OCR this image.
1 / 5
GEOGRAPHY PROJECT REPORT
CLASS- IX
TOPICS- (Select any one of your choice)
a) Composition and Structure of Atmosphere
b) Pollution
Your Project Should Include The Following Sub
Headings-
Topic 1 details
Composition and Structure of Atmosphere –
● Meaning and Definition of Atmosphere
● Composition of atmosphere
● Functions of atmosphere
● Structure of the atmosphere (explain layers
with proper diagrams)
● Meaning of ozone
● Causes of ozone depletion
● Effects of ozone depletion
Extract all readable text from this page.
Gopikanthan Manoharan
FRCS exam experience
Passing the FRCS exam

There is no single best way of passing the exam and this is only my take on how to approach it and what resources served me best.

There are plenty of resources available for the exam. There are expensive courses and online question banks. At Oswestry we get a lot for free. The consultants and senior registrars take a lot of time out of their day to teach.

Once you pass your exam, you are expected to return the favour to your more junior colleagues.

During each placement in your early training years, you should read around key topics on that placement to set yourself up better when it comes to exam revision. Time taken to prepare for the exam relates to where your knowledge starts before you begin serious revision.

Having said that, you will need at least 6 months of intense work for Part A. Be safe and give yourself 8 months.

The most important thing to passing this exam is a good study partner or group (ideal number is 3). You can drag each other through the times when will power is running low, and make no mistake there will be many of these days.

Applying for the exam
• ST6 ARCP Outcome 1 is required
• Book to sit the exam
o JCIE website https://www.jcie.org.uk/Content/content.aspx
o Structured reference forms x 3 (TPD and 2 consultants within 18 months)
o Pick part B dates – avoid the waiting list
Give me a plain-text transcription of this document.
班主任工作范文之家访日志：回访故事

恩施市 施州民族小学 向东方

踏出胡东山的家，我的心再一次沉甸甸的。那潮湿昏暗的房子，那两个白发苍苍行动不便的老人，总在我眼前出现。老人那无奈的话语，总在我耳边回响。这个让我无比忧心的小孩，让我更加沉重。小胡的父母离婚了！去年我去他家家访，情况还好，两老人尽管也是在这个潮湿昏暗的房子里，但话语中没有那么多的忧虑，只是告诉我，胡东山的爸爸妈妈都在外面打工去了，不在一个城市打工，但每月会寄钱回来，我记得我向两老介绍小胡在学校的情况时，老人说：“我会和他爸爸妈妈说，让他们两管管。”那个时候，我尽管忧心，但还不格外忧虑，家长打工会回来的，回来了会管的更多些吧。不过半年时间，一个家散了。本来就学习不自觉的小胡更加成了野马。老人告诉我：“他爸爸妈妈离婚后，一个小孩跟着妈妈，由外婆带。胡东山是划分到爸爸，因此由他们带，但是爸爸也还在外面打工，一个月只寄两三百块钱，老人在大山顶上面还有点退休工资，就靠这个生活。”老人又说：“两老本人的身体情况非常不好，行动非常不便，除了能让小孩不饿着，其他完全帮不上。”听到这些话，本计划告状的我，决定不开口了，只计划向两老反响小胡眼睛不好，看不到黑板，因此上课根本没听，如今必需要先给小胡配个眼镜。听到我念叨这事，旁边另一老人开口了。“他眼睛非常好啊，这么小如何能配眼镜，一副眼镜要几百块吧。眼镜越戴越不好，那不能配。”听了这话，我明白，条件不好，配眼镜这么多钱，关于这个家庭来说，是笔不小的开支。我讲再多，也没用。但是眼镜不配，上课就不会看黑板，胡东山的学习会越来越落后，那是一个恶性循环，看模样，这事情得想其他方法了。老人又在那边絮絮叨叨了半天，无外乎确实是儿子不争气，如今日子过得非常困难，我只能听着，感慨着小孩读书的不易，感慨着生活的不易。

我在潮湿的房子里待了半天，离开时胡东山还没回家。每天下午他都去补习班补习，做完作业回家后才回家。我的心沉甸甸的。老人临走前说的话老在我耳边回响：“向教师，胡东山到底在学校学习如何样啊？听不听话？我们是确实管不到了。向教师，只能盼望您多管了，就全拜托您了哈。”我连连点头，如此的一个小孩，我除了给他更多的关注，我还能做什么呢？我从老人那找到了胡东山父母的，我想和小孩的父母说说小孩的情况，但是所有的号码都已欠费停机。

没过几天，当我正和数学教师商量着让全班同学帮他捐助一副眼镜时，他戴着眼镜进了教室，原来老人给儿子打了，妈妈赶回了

**Task to carry out**
Across the records, count the lines holding the string "ozone". Give the number and stop.

**Task result**
3